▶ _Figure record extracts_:
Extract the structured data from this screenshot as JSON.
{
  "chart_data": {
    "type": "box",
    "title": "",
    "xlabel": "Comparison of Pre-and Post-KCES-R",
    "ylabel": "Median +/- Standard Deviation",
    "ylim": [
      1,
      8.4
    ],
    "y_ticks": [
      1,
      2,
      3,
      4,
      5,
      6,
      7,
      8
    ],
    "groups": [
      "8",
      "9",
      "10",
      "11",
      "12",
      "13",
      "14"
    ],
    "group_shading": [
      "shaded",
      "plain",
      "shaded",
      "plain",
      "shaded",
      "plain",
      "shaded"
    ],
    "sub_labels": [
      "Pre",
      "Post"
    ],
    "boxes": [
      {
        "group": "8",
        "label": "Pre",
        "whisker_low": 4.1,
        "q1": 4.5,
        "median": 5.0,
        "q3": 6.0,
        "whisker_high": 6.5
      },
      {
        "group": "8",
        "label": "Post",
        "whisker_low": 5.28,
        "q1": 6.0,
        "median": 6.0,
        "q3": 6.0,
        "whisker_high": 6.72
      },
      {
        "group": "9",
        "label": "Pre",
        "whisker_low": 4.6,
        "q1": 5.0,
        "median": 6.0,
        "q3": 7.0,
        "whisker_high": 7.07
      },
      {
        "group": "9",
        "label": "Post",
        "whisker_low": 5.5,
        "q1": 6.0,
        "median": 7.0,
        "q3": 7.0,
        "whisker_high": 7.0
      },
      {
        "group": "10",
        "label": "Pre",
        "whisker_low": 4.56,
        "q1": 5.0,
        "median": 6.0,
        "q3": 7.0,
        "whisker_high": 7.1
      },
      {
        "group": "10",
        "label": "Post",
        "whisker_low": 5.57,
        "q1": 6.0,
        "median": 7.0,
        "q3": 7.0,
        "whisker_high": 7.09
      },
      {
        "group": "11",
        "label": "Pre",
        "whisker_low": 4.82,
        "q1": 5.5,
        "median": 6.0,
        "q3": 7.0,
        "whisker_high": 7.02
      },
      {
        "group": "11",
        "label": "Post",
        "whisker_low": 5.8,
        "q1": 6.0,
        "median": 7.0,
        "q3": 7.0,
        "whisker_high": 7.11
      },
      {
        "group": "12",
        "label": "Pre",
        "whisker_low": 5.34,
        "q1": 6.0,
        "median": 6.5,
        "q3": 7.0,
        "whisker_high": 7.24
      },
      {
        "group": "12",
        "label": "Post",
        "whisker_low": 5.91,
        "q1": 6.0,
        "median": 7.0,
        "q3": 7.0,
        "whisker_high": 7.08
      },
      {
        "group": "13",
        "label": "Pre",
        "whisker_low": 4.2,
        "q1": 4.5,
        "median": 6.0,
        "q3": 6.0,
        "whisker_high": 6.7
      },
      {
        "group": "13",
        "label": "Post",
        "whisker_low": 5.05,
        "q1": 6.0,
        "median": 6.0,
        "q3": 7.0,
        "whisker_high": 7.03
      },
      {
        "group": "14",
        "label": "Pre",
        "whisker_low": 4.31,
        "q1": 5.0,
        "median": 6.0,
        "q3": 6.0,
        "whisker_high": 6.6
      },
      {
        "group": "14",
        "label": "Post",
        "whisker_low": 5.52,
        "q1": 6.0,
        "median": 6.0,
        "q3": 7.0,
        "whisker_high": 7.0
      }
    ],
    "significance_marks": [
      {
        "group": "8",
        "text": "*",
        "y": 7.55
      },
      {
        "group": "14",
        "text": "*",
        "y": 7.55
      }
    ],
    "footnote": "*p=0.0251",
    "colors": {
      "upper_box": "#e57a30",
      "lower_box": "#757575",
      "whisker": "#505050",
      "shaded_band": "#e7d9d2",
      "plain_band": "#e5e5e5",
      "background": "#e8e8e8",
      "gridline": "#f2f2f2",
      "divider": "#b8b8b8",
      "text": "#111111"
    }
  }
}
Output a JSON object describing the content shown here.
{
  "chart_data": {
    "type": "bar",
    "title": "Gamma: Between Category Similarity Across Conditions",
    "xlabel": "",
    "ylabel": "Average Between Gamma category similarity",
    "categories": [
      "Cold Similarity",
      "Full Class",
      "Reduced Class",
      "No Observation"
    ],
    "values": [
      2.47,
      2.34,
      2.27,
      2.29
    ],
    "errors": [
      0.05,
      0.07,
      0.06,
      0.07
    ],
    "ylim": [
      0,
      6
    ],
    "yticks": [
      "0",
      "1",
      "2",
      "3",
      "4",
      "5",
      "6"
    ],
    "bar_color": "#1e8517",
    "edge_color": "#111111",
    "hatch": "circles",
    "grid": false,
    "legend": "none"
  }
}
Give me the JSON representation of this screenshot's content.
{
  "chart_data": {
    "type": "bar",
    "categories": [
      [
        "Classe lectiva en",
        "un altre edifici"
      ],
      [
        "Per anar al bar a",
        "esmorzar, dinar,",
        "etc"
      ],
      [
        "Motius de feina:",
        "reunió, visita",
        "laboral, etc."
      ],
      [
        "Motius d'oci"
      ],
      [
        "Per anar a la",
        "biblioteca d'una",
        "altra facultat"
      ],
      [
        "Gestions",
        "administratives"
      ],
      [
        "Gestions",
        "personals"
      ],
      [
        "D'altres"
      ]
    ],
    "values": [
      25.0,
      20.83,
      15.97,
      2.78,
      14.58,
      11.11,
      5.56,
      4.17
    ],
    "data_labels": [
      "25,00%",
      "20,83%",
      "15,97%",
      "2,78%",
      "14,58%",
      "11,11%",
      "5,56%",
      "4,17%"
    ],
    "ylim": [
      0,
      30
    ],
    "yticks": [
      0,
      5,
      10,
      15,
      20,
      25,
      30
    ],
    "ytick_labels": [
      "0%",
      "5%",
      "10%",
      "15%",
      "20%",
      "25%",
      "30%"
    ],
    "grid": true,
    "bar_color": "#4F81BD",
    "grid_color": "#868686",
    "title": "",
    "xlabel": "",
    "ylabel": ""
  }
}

▶ _What needs to be done_:
Output the full listing without altering anything.

▶ _Answer to the exercise_:
Extract the structured data from this screenshot as JSON.
{
  "chart_data": {
    "type": "box",
    "title": "",
    "xlabel": "Comparison of Pre-and Post-KCES-R",
    "ylabel": "Median +/- Standard Deviation",
    "ylim": [
      1,
      8.4
    ],
    "y_ticks": [
      1,
      2,
      3,
      4,
      5,
      6,
      7,
      8
    ],
    "groups": [
      "8",
      "9",
      "10",
      "11",
      "12",
      "13",
      "14"
    ],
    "group_shading": [
      "shaded",
      "plain",
      "shaded",
      "plain",
      "shaded",
      "plain",
      "shaded"
    ],
    "sub_labels": [
      "Pre",
      "Post"
    ],
    "boxes": [
      {
        "group": "8",
        "label": "Pre",
        "whisker_low": 4.1,
        "q1": 4.5,
        "median": 5.0,
        "q3": 6.0,
        "whisker_high": 6.5
      },
      {
        "group": "8",
        "label": "Post",
        "whisker_low": 5.28,
        "q1": 6.0,
        "median": 6.0,
        "q3": 6.0,
        "whisker_high": 6.72
      },
      {
        "group": "9",
        "label": "Pre",
        "whisker_low": 4.6,
        "q1": 5.0,
        "median": 6.0,
        "q3": 7.0,
        "whisker_high": 7.07
      },
      {
        "group": "9",
        "label": "Post",
        "whisker_low": 5.5,
        "q1": 6.0,
        "median": 7.0,
        "q3": 7.0,
        "whisker_high": 7.0
      },
      {
        "group": "10",
        "label": "Pre",
        "whisker_low": 4.56,
        "q1": 5.0,
        "median": 6.0,
        "q3": 7.0,
        "whisker_high": 7.1
      },
      {
        "group": "10",
        "label": "Post",
        "whisker_low": 5.57,
        "q1": 6.0,
        "median": 7.0,
        "q3": 7.0,
        "whisker_high": 7.09
      },
      {
        "group": "11",
        "label": "Pre",
        "whisker_low": 4.82,
        "q1": 5.5,
        "median": 6.0,
        "q3": 7.0,
        "whisker_high": 7.02
      },
      {
        "group": "11",
        "label": "Post",
        "whisker_low": 5.8,
        "q1": 6.0,
        "median": 7.0,
        "q3": 7.0,
        "whisker_high": 7.11
      },
      {
        "group": "12",
        "label": "Pre",
        "whisker_low": 5.34,
        "q1": 6.0,
        "median": 6.5,
        "q3": 7.0,
        "whisker_high": 7.24
      },
      {
        "group": "12",
        "label": "Post",
        "whisker_low": 5.91,
        "q1": 6.0,
        "median": 7.0,
        "q3": 7.0,
        "whisker_high": 7.08
      },
      {
        "group": "13",
        "label": "Pre",
        "whisker_low": 4.2,
        "q1": 4.5,
        "median": 6.0,
        "q3": 6.0,
        "whisker_high": 6.7
      },
      {
        "group": "13",
        "label": "Post",
        "whisker_low": 5.05,
        "q1": 6.0,
        "median": 6.0,
        "q3": 7.0,
        "whisker_high": 7.03
      },
      {
        "group": "14",
        "label": "Pre",
        "whisker_low": 4.31,
        "q1": 5.0,
        "median": 6.0,
        "q3": 6.0,
        "whisker_high": 6.6
      },
      {
        "group": "14",
        "label": "Post",
        "whisker_low": 5.52,
        "q1": 6.0,
        "median": 6.0,
        "q3": 7.0,
        "whisker_high": 7.0
      }
    ],
    "significance_marks": [
      {
        "group": "8",
        "text": "*",
        "y": 7.55
      },
      {
        "group": "14",
        "text": "*",
        "y": 7.55
      }
    ],
    "footnote": "*p=0.0251",
    "colors": {
      "upper_box": "#e57a30",
      "lower_box": "#757575",
      "whisker": "#505050",
      "shaded_band": "#e7d9d2",
      "plain_band": "#e5e5e5",
      "background": "#e8e8e8",
      "gridline": "#f2f2f2",
      "divider": "#b8b8b8",
      "text": "#111111"
    }
  }
}
Output a JSON object describing the content shown here.
{
  "chart_data": {
    "type": "bar",
    "title": "Gamma: Between Category Similarity Across Conditions",
    "xlabel": "",
    "ylabel": "Average Between Gamma category similarity",
    "categories": [
      "Cold Similarity",
      "Full Class",
      "Reduced Class",
      "No Observation"
    ],
    "values": [
      2.47,
      2.34,
      2.27,
      2.29
    ],
    "errors": [
      0.05,
      0.07,
      0.06,
      0.07
    ],
    "ylim": [
      0,
      6
    ],
    "yticks": [
      "0",
      "1",
      "2",
      "3",
      "4",
      "5",
      "6"
    ],
    "bar_color": "#1e8517",
    "edge_color": "#111111",
    "hatch": "circles",
    "grid": false,
    "legend": "none"
  }
}
Give me the JSON representation of this screenshot's content.
{
  "chart_data": {
    "type": "bar",
    "categories": [
      [
        "Classe lectiva en",
        "un altre edifici"
      ],
      [
        "Per anar al bar a",
        "esmorzar, dinar,",
        "etc"
      ],
      [
        "Motius de feina:",
        "reunió, visita",
        "laboral, etc."
      ],
      [
        "Motius d'oci"
      ],
      [
        "Per anar a la",
        "biblioteca d'una",
        "altra facultat"
      ],
      [
        "Gestions",
        "administratives"
      ],
      [
        "Gestions",
        "personals"
      ],
      [
        "D'altres"
      ]
    ],
    "values": [
      25.0,
      20.83,
      15.97,
      2.78,
      14.58,
      11.11,
      5.56,
      4.17
    ],
    "data_labels": [
      "25,00%",
      "20,83%",
      "15,97%",
      "2,78%",
      "14,58%",
      "11,11%",
      "5,56%",
      "4,17%"
    ],
    "ylim": [
      0,
      30
    ],
    "yticks": [
      0,
      5,
      10,
      15,
      20,
      25,
      30
    ],
    "ytick_labels": [
      "0%",
      "5%",
      "10%",
      "15%",
      "20%",
      "25%",
      "30%"
    ],
    "grid": true,
    "bar_color": "#4F81BD",
    "grid_color": "#868686",
    "title": "",
    "xlabel": "",
    "ylabel": ""
  }
}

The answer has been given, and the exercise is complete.